- _Exercise task_
Below you will find a set of lines. Repeat them all exactly.

━━━━━━━━

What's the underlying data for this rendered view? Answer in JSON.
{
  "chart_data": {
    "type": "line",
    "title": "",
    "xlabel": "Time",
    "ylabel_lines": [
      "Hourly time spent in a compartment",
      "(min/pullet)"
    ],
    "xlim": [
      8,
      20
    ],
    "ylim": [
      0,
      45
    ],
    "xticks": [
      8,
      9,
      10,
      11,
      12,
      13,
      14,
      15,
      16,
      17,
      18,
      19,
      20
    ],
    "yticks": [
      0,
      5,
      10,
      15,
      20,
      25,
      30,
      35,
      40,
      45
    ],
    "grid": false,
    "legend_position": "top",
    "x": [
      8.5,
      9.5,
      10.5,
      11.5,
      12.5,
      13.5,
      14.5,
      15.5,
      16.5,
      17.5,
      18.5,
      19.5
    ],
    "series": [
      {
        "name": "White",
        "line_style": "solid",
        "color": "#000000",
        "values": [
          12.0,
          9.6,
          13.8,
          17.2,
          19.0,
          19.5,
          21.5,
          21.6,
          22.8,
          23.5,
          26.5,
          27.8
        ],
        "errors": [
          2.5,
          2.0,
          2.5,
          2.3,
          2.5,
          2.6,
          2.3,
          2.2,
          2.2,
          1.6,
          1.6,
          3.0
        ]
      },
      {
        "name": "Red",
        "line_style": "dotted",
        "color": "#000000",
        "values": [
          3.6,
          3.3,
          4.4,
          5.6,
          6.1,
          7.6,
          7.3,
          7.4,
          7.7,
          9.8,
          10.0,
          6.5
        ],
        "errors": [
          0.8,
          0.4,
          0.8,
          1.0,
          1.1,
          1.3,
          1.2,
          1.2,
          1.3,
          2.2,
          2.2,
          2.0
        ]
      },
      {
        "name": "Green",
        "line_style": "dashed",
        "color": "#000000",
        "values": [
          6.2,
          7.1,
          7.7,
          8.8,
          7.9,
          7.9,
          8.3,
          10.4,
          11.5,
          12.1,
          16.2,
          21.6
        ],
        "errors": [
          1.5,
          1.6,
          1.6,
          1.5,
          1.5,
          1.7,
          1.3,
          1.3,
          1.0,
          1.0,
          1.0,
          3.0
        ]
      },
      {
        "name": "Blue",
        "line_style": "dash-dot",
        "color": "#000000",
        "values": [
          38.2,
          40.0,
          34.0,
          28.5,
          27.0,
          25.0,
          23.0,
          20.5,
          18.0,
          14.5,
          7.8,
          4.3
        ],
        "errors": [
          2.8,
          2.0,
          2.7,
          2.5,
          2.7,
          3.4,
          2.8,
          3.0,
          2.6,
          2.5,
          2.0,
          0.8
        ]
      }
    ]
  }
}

━━━━━━━━

- _Full response_
What's the underlying data for this rendered view? Answer in JSON.
{
  "chart_data": {
    "type": "line",
    "title": "",
    "xlabel": "Time",
    "ylabel_lines": [
      "Hourly time spent in a compartment",
      "(min/pullet)"
    ],
    "xlim": [
      8,
      20
    ],
    "ylim": [
      0,
      45
    ],
    "xticks": [
      8,
      9,
      10,
      11,
      12,
      13,
      14,
      15,
      16,
      17,
      18,
      19,
      20
    ],
    "yticks": [
      0,
      5,
      10,
      15,
      20,
      25,
      30,
      35,
      40,
      45
    ],
    "grid": false,
    "legend_position": "top",
    "x": [
      8.5,
      9.5,
      10.5,
      11.5,
      12.5,
      13.5,
      14.5,
      15.5,
      16.5,
      17.5,
      18.5,
      19.5
    ],
    "series": [
      {
        "name": "White",
        "line_style": "solid",
        "color": "#000000",
        "values": [
          12.0,
          9.6,
          13.8,
          17.2,
          19.0,
          19.5,
          21.5,
          21.6,
          22.8,
          23.5,
          26.5,
          27.8
        ],
        "errors": [
          2.5,
          2.0,
          2.5,
          2.3,
          2.5,
          2.6,
          2.3,
          2.2,
          2.2,
          1.6,
          1.6,
          3.0
        ]
      },
      {
        "name": "Red",
        "line_style": "dotted",
        "color": "#000000",
        "values": [
          3.6,
          3.3,
          4.4,
          5.6,
          6.1,
          7.6,
          7.3,
          7.4,
          7.7,
          9.8,
          10.0,
          6.5
        ],
        "errors": [
          0.8,
          0.4,
          0.8,
          1.0,
          1.1,
          1.3,
          1.2,
          1.2,
          1.3,
          2.2,
          2.2,
          2.0
        ]
      },
      {
        "name": "Green",
        "line_style": "dashed",
        "color": "#000000",
        "values": [
          6.2,
          7.1,
          7.7,
          8.8,
          7.9,
          7.9,
          8.3,
          10.4,
          11.5,
          12.1,
          16.2,
          21.6
        ],
        "errors": [
          1.5,
          1.6,
          1.6,
          1.5,
          1.5,
          1.7,
          1.3,
          1.3,
          1.0,
          1.0,
          1.0,
          3.0
        ]
      },
      {
        "name": "Blue",
        "line_style": "dash-dot",
        "color": "#000000",
        "values": [
          38.2,
          40.0,
          34.0,
          28.5,
          27.0,
          25.0,
          23.0,
          20.5,
          18.0,
          14.5,
          7.8,
          4.3
        ],
        "errors": [
          2.8,
          2.0,
          2.7,
          2.5,
          2.7,
          3.4,
          2.8,
          3.0,
          2.6,
          2.5,
          2.0,
          0.8
        ]
      }
    ]
  }
}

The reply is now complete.